-- begin Data provided --
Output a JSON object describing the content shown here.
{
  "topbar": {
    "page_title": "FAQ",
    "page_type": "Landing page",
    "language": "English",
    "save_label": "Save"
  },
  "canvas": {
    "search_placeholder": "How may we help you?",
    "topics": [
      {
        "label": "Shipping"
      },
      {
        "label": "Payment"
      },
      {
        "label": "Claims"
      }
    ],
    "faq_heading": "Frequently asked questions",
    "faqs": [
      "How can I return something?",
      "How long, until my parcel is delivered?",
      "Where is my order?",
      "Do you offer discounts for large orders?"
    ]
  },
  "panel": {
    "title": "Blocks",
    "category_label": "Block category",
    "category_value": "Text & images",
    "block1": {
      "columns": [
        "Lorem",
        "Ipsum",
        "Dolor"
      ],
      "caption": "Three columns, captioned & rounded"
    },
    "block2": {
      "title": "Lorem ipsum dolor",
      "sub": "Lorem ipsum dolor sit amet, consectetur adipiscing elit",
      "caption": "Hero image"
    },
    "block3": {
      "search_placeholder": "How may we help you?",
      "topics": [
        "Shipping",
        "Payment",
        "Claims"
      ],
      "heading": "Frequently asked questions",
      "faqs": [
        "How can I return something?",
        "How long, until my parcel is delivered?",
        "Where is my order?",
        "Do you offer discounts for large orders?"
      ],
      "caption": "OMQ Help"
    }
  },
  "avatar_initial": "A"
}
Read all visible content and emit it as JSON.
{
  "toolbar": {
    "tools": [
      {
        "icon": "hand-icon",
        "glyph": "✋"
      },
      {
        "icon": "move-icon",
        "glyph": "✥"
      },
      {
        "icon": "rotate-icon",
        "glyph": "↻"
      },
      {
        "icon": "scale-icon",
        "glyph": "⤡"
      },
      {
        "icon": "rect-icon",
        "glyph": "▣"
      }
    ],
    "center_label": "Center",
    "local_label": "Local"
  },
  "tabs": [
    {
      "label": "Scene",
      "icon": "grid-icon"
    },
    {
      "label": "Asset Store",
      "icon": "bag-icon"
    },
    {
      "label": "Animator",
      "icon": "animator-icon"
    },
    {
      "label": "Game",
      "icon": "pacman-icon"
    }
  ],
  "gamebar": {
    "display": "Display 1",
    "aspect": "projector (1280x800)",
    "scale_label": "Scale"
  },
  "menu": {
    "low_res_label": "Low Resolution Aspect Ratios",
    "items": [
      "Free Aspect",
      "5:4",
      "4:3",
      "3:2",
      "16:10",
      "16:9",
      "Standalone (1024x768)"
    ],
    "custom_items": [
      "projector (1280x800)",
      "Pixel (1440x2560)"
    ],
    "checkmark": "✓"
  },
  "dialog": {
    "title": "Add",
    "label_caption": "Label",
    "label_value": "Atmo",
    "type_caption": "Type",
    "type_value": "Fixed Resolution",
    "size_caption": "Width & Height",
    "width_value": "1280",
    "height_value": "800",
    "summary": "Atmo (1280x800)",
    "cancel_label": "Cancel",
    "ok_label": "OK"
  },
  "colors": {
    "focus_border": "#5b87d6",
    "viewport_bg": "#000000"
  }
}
-- end Data provided --
### What the task requires
Retype the entries exactly, including every line.

### Complete answer
Output a JSON object describing the content shown here.
{
  "topbar": {
    "page_title": "FAQ",
    "page_type": "Landing page",
    "language": "English",
    "save_label": "Save"
  },
  "canvas": {
    "search_placeholder": "How may we help you?",
    "topics": [
      {
        "label": "Shipping"
      },
      {
        "label": "Payment"
      },
      {
        "label": "Claims"
      }
    ],
    "faq_heading": "Frequently asked questions",
    "faqs": [
      "How can I return something?",
      "How long, until my parcel is delivered?",
      "Where is my order?",
      "Do you offer discounts for large orders?"
    ]
  },
  "panel": {
    "title": "Blocks",
    "category_label": "Block category",
    "category_value": "Text & images",
    "block1": {
      "columns": [
        "Lorem",
        "Ipsum",
        "Dolor"
      ],
      "caption": "Three columns, captioned & rounded"
    },
    "block2": {
      "title": "Lorem ipsum dolor",
      "sub": "Lorem ipsum dolor sit amet, consectetur adipiscing elit",
      "caption": "Hero image"
    },
    "block3": {
      "search_placeholder": "How may we help you?",
      "topics": [
        "Shipping",
        "Payment",
        "Claims"
      ],
      "heading": "Frequently asked questions",
      "faqs": [
        "How can I return something?",
        "How long, until my parcel is delivered?",
        "Where is my order?",
        "Do you offer discounts for large orders?"
      ],
      "caption": "OMQ Help"
    }
  },
  "avatar_initial": "A"
}
Read all visible content and emit it as JSON.
{
  "toolbar": {
    "tools": [
      {
        "icon": "hand-icon",
        "glyph": "✋"
      },
      {
        "icon": "move-icon",
        "glyph": "✥"
      },
      {
        "icon": "rotate-icon",
        "glyph": "↻"
      },
      {
        "icon": "scale-icon",
        "glyph": "⤡"
      },
      {
        "icon": "rect-icon",
        "glyph": "▣"
      }
    ],
    "center_label": "Center",
    "local_label": "Local"
  },
  "tabs": [
    {
      "label": "Scene",
      "icon": "grid-icon"
    },
    {
      "label": "Asset Store",
      "icon": "bag-icon"
    },
    {
      "label": "Animator",
      "icon": "animator-icon"
    },
    {
      "label": "Game",
      "icon": "pacman-icon"
    }
  ],
  "gamebar": {
    "display": "Display 1",
    "aspect": "projector (1280x800)",
    "scale_label": "Scale"
  },
  "menu": {
    "low_res_label": "Low Resolution Aspect Ratios",
    "items": [
      "Free Aspect",
      "5:4",
      "4:3",
      "3:2",
      "16:10",
      "16:9",
      "Standalone (1024x768)"
    ],
    "custom_items": [
      "projector (1280x800)",
      "Pixel (1440x2560)"
    ],
    "checkmark": "✓"
  },
  "dialog": {
    "title": "Add",
    "label_caption": "Label",
    "label_value": "Atmo",
    "type_caption": "Type",
    "type_value": "Fixed Resolution",
    "size_caption": "Width & Height",
    "width_value": "1280",
    "height_value": "800",
    "summary": "Atmo (1280x800)",
    "cancel_label": "Cancel",
    "ok_label": "OK"
  },
  "colors": {
    "focus_border": "#5b87d6",
    "viewport_bg": "#000000"
  }
}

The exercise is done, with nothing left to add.